- _Challenge_
All lines below must be repeated exactly, with the pictures omitted.

- _Source records_
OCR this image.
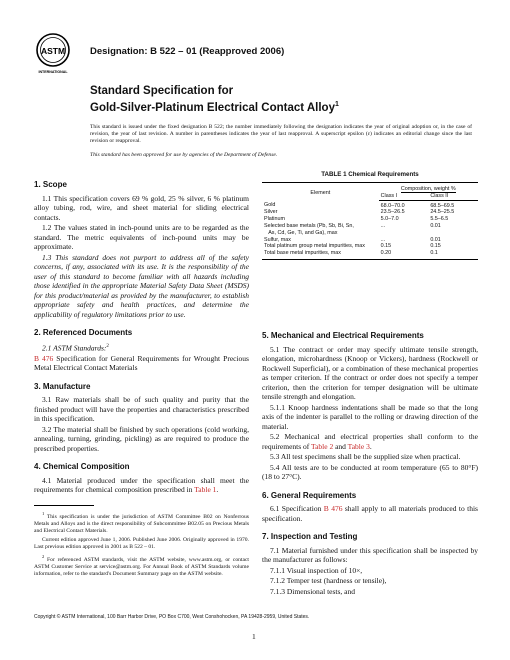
ASTM
INTERNATIONAL
Designation: B 522 – 01 (Reapproved 2006)
Standard Specification for
Gold-Silver-Platinum Electrical Contact Alloy$^1$
This standard is issued under the fixed designation B 522; the number immediately following the designation indicates the year of original adoption or, in the case of revision, the year of last revision. A number in parentheses indicates the year of last reapproval. A superscript epsilon (ε) indicates an editorial change since the last revision or reapproval.
This standard has been approved for use by agencies of the Department of Defense.
1. Scope

1.1 This specification covers 69 % gold, 25 % silver, 6 % platinum alloy tubing, rod, wire, and sheet material for sliding electrical contacts.

1.2 The values stated in inch-pound units are to be regarded as the standard. The metric equivalents of inch-pound units may be approximate.

1.3 This standard does not purport to address all of the safety concerns, if any, associated with its use. It is the responsibility of the user of this standard to become familiar with all hazards including those identified in the appropriate Material Safety Data Sheet (MSDS) for this product/material as provided by the manufacturer, to establish appropriate safety and health practices, and determine the applicability of regulatory limitations prior to use.

2. Referenced Documents

2.1 ASTM Standards:$^2$

B 476 Specification for General Requirements for Wrought Precious Metal Electrical Contact Materials

3. Manufacture

3.1 Raw materials shall be of such quality and purity that the finished product will have the properties and characteristics prescribed in this specification.

3.2 The material shall be finished by such operations (cold working, annealing, turning, grinding, pickling) as are required to produce the prescribed properties.

4. Chemical Composition

4.1 Material produced under the specification shall meet the requirements for chemical composition prescribed in Table 1.

TABLE 1 Chemical Requirements
Element	Composition, weight %	
	Class I	Class II
Gold	68.0–70.0	68.5–69.5
Silver	23.5–26.5	24.5–25.5
Platinum	5.0–7.0	5.5–6.5
Selected base metals (Pb, Sb, Bi, Sn,	...	0.01
As, Cd, Ge, Ti, and Ga), max		
Sulfur, max	...	0.01
Total platinum group metal impurities, max	0.15	0.15
Total base metal impurities, max	0.20	0.1
5. Mechanical and Electrical Requirements

5.1 The contract or order may specify ultimate tensile strength, elongation, microhardness (Knoop or Vickers), hardness (Rockwell or Rockwell Superficial), or a combination of these mechanical properties as temper criterion. If the contract or order does not specify a temper criterion, then the criterion for temper designation will be ultimate tensile strength and elongation.

5.1.1 Knoop hardness indentations shall be made so that the long axis of the indenter is parallel to the rolling or drawing direction of the material.

5.2 Mechanical and electrical properties shall conform to the requirements of Table 2 and Table 3.

5.3 All test specimens shall be the supplied size when practical.

5.4 All tests are to be conducted at room temperature (65 to 80°F) (18 to 27°C).

6. General Requirements

6.1 Specification B 476 shall apply to all materials produced to this specification.

7. Inspection and Testing

7.1 Material furnished under this specification shall be inspected by the manufacturer as follows:

7.1.1 Visual inspection of 10×,

7.1.2 Temper test (hardness or tensile),

7.1.3 Dimensional tests, and

$^1$ This specification is under the jurisdiction of ASTM Committee B02 on Nonferrous Metals and Alloys and is the direct responsibility of Subcommittee B02.05 on Precious Metals and Electrical Contact Materials.

Current edition approved June 1, 2006. Published June 2006. Originally approved in 1970. Last previous edition approved in 2001 as B 522 – 01.

$^2$ For referenced ASTM standards, visit the ASTM website, www.astm.org, or contact ASTM Customer Service at service@astm.org. For Annual Book of ASTM Standards volume information, refer to the standard's Document Summary page on the ASTM website.

Copyright © ASTM International, 100 Barr Harbor Drive, PO Box C700, West Conshohocken, PA 19428-2959, United States.
1
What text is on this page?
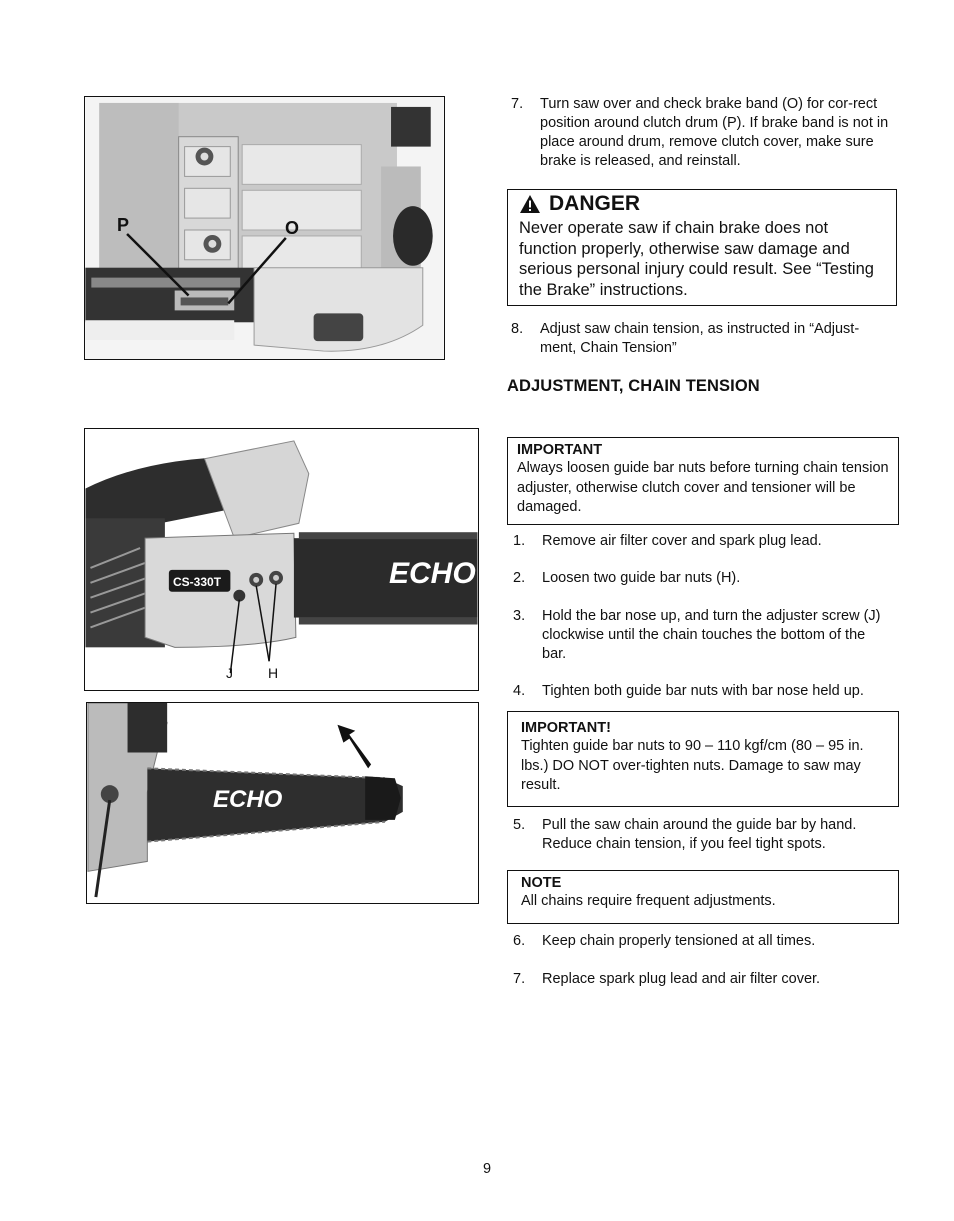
P	O
CS-330T	ECHO
J	H
ECHO
7.	Turn saw over and check brake band (O) for cor-rect position around clutch drum (P). If brake band is not in place around drum, remove clutch cover, make sure brake is released, and reinstall.
DANGER
Never operate saw if chain brake does not function properly, otherwise saw damage and serious personal injury could result. See “Testing the Brake” instructions.
8.	Adjust saw chain tension, as instructed in “Adjust-ment, Chain Tension”
ADJUSTMENT, CHAIN TENSION
IMPORTANT
Always loosen guide bar nuts before turning chain tension adjuster, otherwise clutch cover and tensioner will be damaged.
1.	Remove air filter cover and spark plug lead.
2.	Loosen two guide bar nuts (H).
3.	Hold the bar nose up, and turn the adjuster screw (J) clockwise until the chain touches the bottom of the bar.
4.	Tighten both guide bar nuts with bar nose held up.
IMPORTANT!
Tighten guide bar nuts to 90 – 110 kgf/cm (80 – 95 in. lbs.) DO NOT over-tighten nuts. Damage to saw may result.
5.	Pull the saw chain around the guide bar by hand. Reduce chain tension, if you feel tight spots.
NOTE
All chains require frequent adjustments.
6.	Keep chain properly tensioned at all times.
7.	Replace spark plug lead and air filter cover.
9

- _Finished exercise_
OCR this image.
ASTM
INTERNATIONAL
Designation: B 522 – 01 (Reapproved 2006)
Standard Specification for
Gold-Silver-Platinum Electrical Contact Alloy$^1$
This standard is issued under the fixed designation B 522; the number immediately following the designation indicates the year of original adoption or, in the case of revision, the year of last revision. A number in parentheses indicates the year of last reapproval. A superscript epsilon (ε) indicates an editorial change since the last revision or reapproval.
This standard has been approved for use by agencies of the Department of Defense.
1. Scope

1.1 This specification covers 69 % gold, 25 % silver, 6 % platinum alloy tubing, rod, wire, and sheet material for sliding electrical contacts.

1.2 The values stated in inch-pound units are to be regarded as the standard. The metric equivalents of inch-pound units may be approximate.

1.3 This standard does not purport to address all of the safety concerns, if any, associated with its use. It is the responsibility of the user of this standard to become familiar with all hazards including those identified in the appropriate Material Safety Data Sheet (MSDS) for this product/material as provided by the manufacturer, to establish appropriate safety and health practices, and determine the applicability of regulatory limitations prior to use.

2. Referenced Documents

2.1 ASTM Standards:$^2$

B 476 Specification for General Requirements for Wrought Precious Metal Electrical Contact Materials

3. Manufacture

3.1 Raw materials shall be of such quality and purity that the finished product will have the properties and characteristics prescribed in this specification.

3.2 The material shall be finished by such operations (cold working, annealing, turning, grinding, pickling) as are required to produce the prescribed properties.

4. Chemical Composition

4.1 Material produced under the specification shall meet the requirements for chemical composition prescribed in Table 1.

TABLE 1 Chemical Requirements
Element	Composition, weight %	
	Class I	Class II
Gold	68.0–70.0	68.5–69.5
Silver	23.5–26.5	24.5–25.5
Platinum	5.0–7.0	5.5–6.5
Selected base metals (Pb, Sb, Bi, Sn,	...	0.01
As, Cd, Ge, Ti, and Ga), max		
Sulfur, max	...	0.01
Total platinum group metal impurities, max	0.15	0.15
Total base metal impurities, max	0.20	0.1
5. Mechanical and Electrical Requirements

5.1 The contract or order may specify ultimate tensile strength, elongation, microhardness (Knoop or Vickers), hardness (Rockwell or Rockwell Superficial), or a combination of these mechanical properties as temper criterion. If the contract or order does not specify a temper criterion, then the criterion for temper designation will be ultimate tensile strength and elongation.

5.1.1 Knoop hardness indentations shall be made so that the long axis of the indenter is parallel to the rolling or drawing direction of the material.

5.2 Mechanical and electrical properties shall conform to the requirements of Table 2 and Table 3.

5.3 All test specimens shall be the supplied size when practical.

5.4 All tests are to be conducted at room temperature (65 to 80°F) (18 to 27°C).

6. General Requirements

6.1 Specification B 476 shall apply to all materials produced to this specification.

7. Inspection and Testing

7.1 Material furnished under this specification shall be inspected by the manufacturer as follows:

7.1.1 Visual inspection of 10×,

7.1.2 Temper test (hardness or tensile),

7.1.3 Dimensional tests, and

$^1$ This specification is under the jurisdiction of ASTM Committee B02 on Nonferrous Metals and Alloys and is the direct responsibility of Subcommittee B02.05 on Precious Metals and Electrical Contact Materials.

Current edition approved June 1, 2006. Published June 2006. Originally approved in 1970. Last previous edition approved in 2001 as B 522 – 01.

$^2$ For referenced ASTM standards, visit the ASTM website, www.astm.org, or contact ASTM Customer Service at service@astm.org. For Annual Book of ASTM Standards volume information, refer to the standard's Document Summary page on the ASTM website.

Copyright © ASTM International, 100 Barr Harbor Drive, PO Box C700, West Conshohocken, PA 19428-2959, United States.
1
What text is on this page?
P	O
CS-330T	ECHO
J	H
ECHO
7.	Turn saw over and check brake band (O) for cor-rect position around clutch drum (P). If brake band is not in place around drum, remove clutch cover, make sure brake is released, and reinstall.
DANGER
Never operate saw if chain brake does not function properly, otherwise saw damage and serious personal injury could result. See “Testing the Brake” instructions.
8.	Adjust saw chain tension, as instructed in “Adjust-ment, Chain Tension”
ADJUSTMENT, CHAIN TENSION
IMPORTANT
Always loosen guide bar nuts before turning chain tension adjuster, otherwise clutch cover and tensioner will be damaged.
1.	Remove air filter cover and spark plug lead.
2.	Loosen two guide bar nuts (H).
3.	Hold the bar nose up, and turn the adjuster screw (J) clockwise until the chain touches the bottom of the bar.
4.	Tighten both guide bar nuts with bar nose held up.
IMPORTANT!
Tighten guide bar nuts to 90 – 110 kgf/cm (80 – 95 in. lbs.) DO NOT over-tighten nuts. Damage to saw may result.
5.	Pull the saw chain around the guide bar by hand. Reduce chain tension, if you feel tight spots.
NOTE
All chains require frequent adjustments.
6.	Keep chain properly tensioned at all times.
7.	Replace spark plug lead and air filter cover.
9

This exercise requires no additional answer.